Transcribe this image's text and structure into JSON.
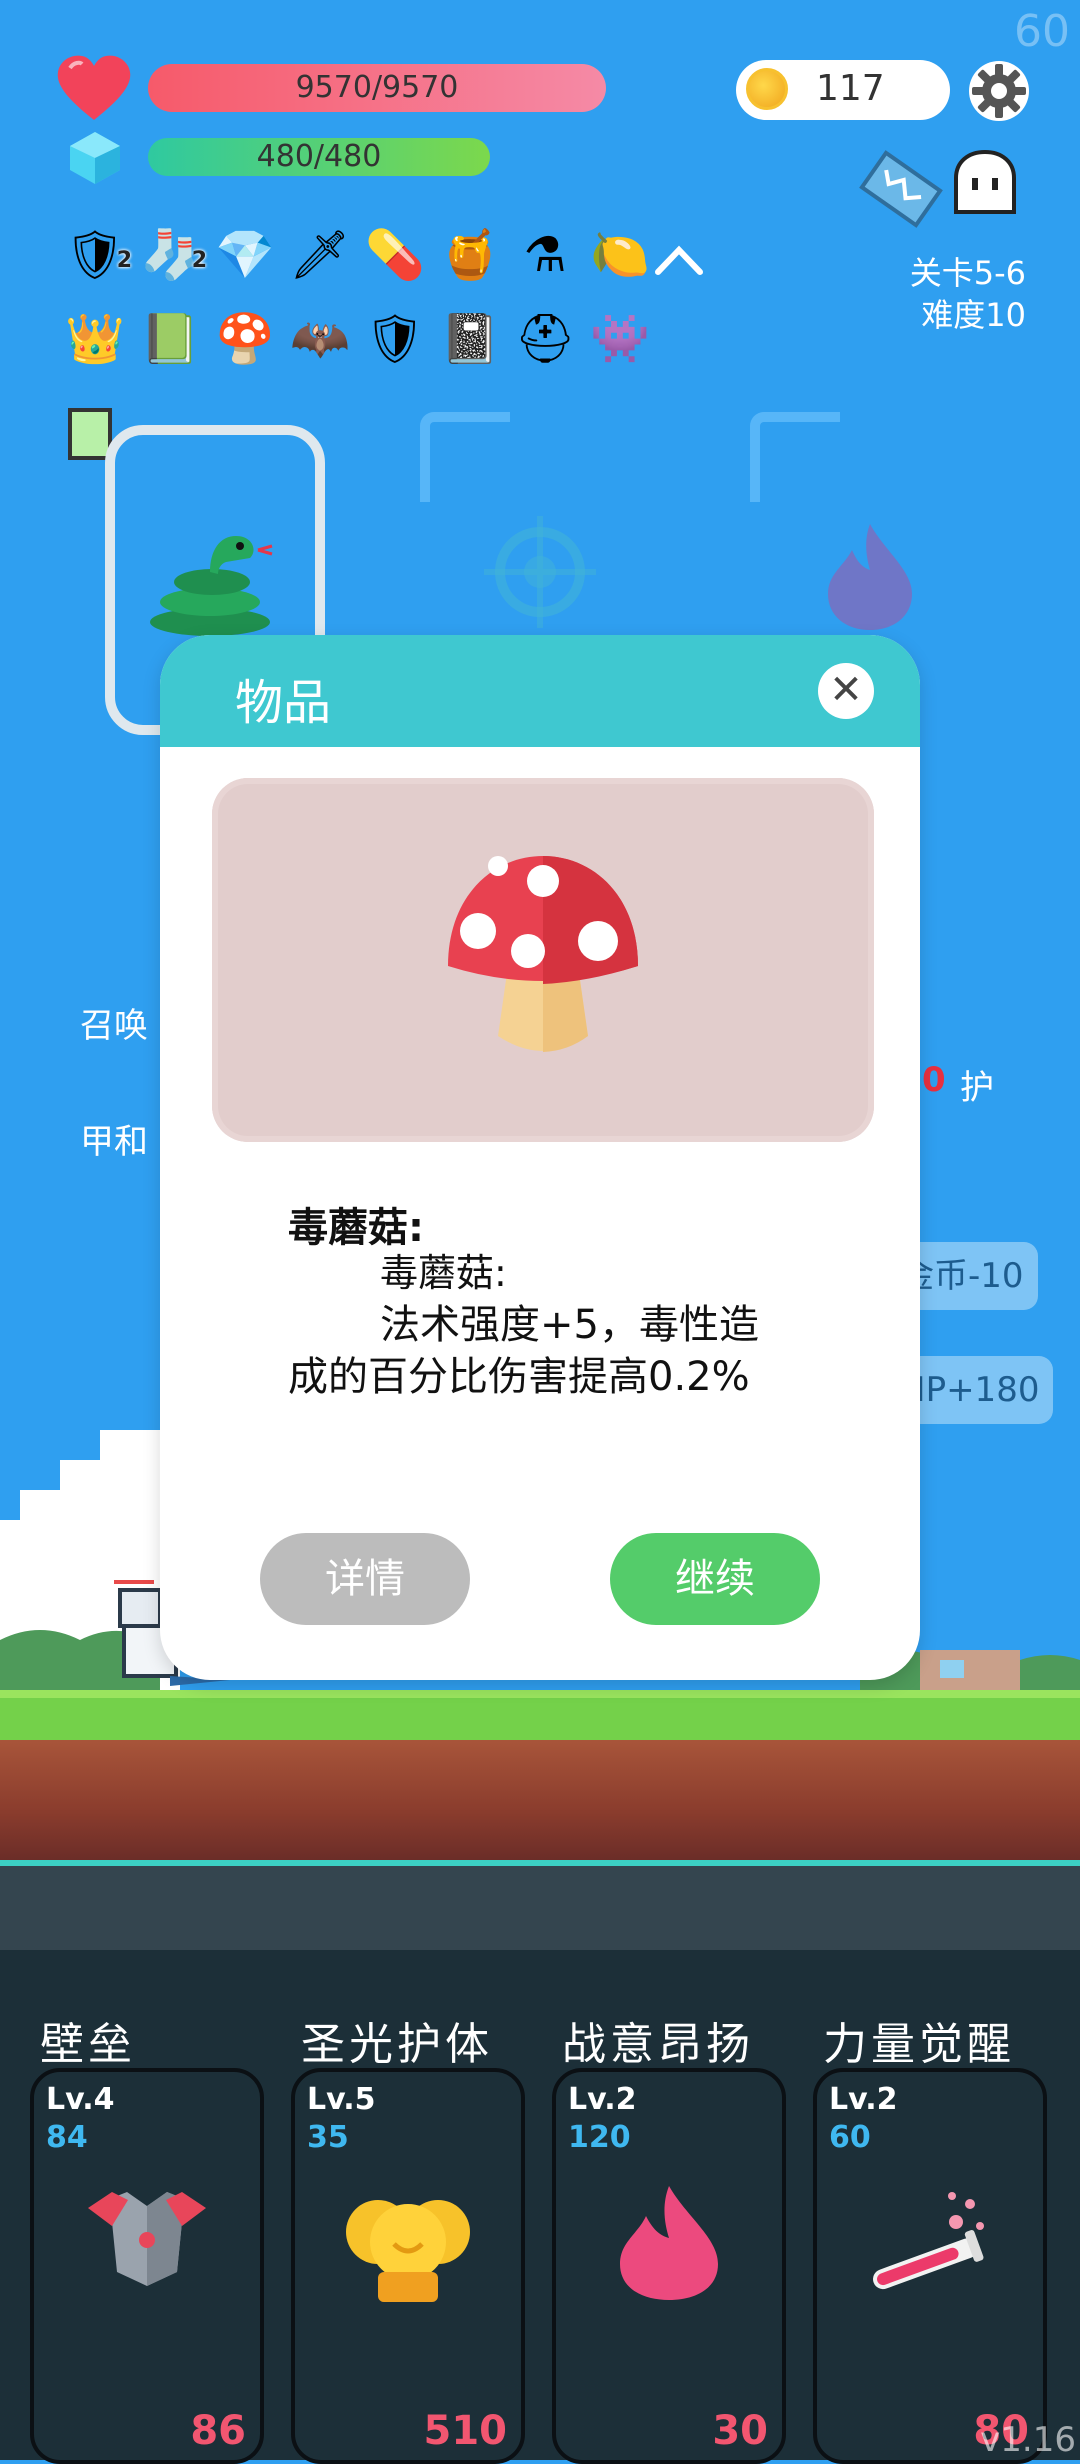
{
  "fps": "60",
  "hp": {
    "text": "9570/9570",
    "fraction": 1.0
  },
  "mp": {
    "text": "480/480",
    "fraction": 1.0
  },
  "gold": "117",
  "stage": {
    "level": "关卡5-6",
    "difficulty": "难度10"
  },
  "items_row1": [
    {
      "icon": "shield-icon",
      "glyph": "🛡",
      "badge": "2"
    },
    {
      "icon": "sock-icon",
      "glyph": "🧦",
      "badge": "2"
    },
    {
      "icon": "ruby-icon",
      "glyph": "💎",
      "badge": ""
    },
    {
      "icon": "sword-icon",
      "glyph": "🗡",
      "badge": ""
    },
    {
      "icon": "pill-icon",
      "glyph": "💊",
      "badge": ""
    },
    {
      "icon": "jam-jar-icon",
      "glyph": "🍯",
      "badge": ""
    },
    {
      "icon": "mortar-icon",
      "glyph": "⚗",
      "badge": ""
    },
    {
      "icon": "lime-icon",
      "glyph": "🍋",
      "badge": ""
    }
  ],
  "items_row2": [
    {
      "icon": "crown-icon",
      "glyph": "👑"
    },
    {
      "icon": "card-icon",
      "glyph": "📗"
    },
    {
      "icon": "mushroom-icon",
      "glyph": "🍄"
    },
    {
      "icon": "bat-icon",
      "glyph": "🦇"
    },
    {
      "icon": "blue-shield-icon",
      "glyph": "🛡"
    },
    {
      "icon": "skull-book-icon",
      "glyph": "📓"
    },
    {
      "icon": "helmet-icon",
      "glyph": "⛑"
    },
    {
      "icon": "zombie-icon",
      "glyph": "👾"
    }
  ],
  "background_texts": {
    "summon": "召唤",
    "armor": "甲和",
    "red_value": "0",
    "guard": "护",
    "gold_minus": "金币-10",
    "hp_plus": "HP+180"
  },
  "modal": {
    "title": "物品",
    "close": "✕",
    "item_name": "毒蘑菇:",
    "desc_line1": "毒蘑菇:",
    "desc_line2": "法术强度+5，毒性造",
    "desc_line3": "成的百分比伤害提高0.2%",
    "detail_button": "详情",
    "continue_button": "继续"
  },
  "skills": [
    {
      "name": "壁垒",
      "level": "Lv.4",
      "value": "84",
      "cost": "86",
      "icon": "armor-icon"
    },
    {
      "name": "圣光护体",
      "level": "Lv.5",
      "value": "35",
      "cost": "510",
      "icon": "holy-coins-icon"
    },
    {
      "name": "战意昂扬",
      "level": "Lv.2",
      "value": "120",
      "cost": "30",
      "icon": "flame-icon"
    },
    {
      "name": "力量觉醒",
      "level": "Lv.2",
      "value": "60",
      "cost": "80",
      "icon": "potion-tube-icon"
    }
  ],
  "version": "v1.16",
  "colors": {
    "sky": "#2f9ff0",
    "modal_header": "#3fc8d0",
    "continue": "#54cc6a",
    "cost": "#f25670"
  }
}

══════════════════════════════

THE REQUEST:
Using the material above, count the lines containing the word "level". Reply with the number alone.

COMPLETE OUTPUT:
5